Begin
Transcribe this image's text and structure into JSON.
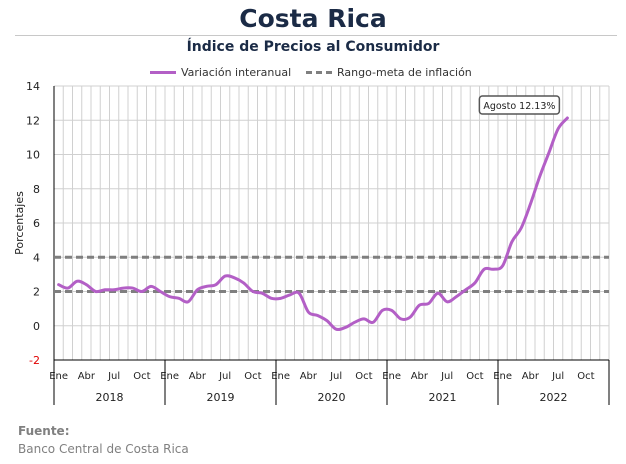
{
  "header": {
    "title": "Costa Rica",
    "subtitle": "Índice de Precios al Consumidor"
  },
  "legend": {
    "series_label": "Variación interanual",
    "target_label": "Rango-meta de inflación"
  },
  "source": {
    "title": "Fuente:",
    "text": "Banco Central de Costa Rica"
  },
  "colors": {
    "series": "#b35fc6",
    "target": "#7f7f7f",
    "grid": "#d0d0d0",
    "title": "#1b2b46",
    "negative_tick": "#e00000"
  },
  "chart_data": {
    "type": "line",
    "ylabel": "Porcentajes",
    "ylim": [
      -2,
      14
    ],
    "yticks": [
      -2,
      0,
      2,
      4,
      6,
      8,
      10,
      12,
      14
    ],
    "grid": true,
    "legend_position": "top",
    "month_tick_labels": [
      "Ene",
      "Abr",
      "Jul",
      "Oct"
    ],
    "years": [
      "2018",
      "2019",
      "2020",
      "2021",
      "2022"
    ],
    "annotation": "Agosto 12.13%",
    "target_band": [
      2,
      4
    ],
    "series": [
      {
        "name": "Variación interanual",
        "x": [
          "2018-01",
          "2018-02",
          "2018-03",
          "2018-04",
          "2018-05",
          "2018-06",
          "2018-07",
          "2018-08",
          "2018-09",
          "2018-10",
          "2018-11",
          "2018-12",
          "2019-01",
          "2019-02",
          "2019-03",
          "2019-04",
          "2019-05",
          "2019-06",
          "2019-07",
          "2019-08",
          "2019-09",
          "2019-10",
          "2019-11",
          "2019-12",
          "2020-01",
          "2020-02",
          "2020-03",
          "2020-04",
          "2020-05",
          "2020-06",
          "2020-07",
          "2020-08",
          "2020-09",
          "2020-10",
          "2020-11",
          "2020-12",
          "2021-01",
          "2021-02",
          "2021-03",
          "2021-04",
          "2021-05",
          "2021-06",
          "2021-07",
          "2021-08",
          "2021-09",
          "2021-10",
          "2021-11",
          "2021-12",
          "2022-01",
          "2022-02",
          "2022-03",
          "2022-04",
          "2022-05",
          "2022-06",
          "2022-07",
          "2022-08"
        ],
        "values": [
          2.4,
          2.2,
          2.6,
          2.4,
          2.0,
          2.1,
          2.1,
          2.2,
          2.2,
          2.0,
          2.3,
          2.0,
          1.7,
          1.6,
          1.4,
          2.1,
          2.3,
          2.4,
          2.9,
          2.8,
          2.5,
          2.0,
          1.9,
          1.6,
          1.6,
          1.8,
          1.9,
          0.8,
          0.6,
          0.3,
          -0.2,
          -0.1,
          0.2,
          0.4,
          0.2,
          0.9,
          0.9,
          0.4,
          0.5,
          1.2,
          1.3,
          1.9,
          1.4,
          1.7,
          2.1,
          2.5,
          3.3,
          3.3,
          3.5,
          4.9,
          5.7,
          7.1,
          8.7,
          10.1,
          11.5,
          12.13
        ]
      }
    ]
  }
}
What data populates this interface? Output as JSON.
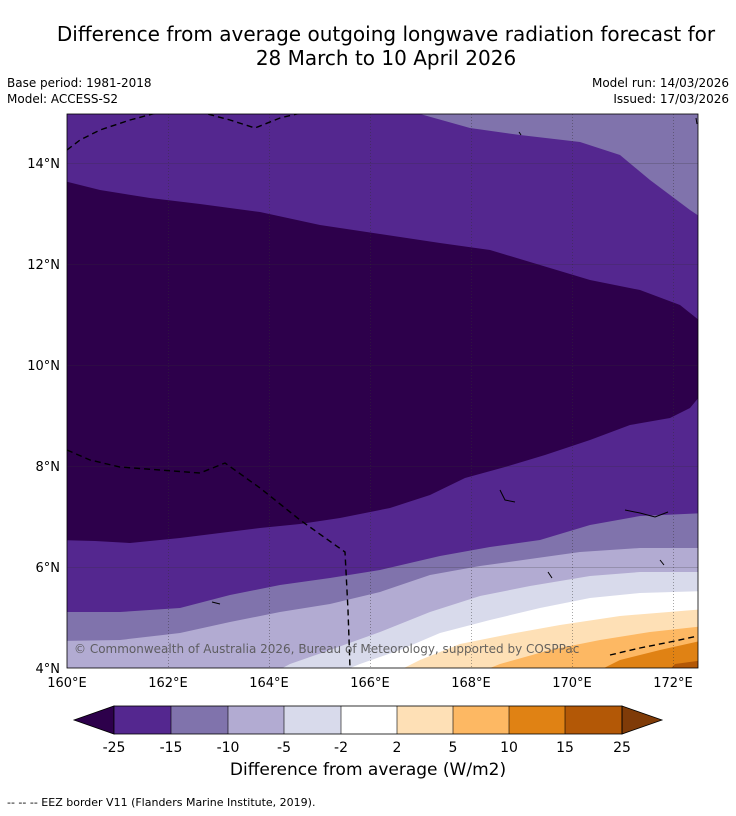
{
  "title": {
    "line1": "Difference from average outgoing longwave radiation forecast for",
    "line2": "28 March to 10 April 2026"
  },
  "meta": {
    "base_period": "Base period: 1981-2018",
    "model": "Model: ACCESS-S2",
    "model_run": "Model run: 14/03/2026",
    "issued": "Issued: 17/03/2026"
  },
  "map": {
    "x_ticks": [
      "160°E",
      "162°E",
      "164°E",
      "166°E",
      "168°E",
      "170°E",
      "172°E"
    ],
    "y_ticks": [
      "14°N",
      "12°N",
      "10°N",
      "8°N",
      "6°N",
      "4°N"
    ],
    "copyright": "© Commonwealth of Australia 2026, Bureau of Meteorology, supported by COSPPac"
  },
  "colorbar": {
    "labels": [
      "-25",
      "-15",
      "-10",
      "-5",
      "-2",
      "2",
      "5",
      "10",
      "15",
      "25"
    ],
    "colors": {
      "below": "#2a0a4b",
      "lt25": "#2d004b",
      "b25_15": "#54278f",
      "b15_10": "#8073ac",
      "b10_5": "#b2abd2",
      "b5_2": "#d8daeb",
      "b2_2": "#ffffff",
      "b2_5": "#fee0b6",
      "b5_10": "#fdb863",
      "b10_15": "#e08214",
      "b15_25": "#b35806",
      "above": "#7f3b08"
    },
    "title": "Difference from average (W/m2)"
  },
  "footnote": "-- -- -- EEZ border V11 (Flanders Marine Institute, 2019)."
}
End
▸ The exercise
Pull out each line containing the word "from" and copy it.

▸ Exercise response
    "line1": "Difference from average outgoing longwave radiation forecast for",
    "title": "Difference from average (W/m2)"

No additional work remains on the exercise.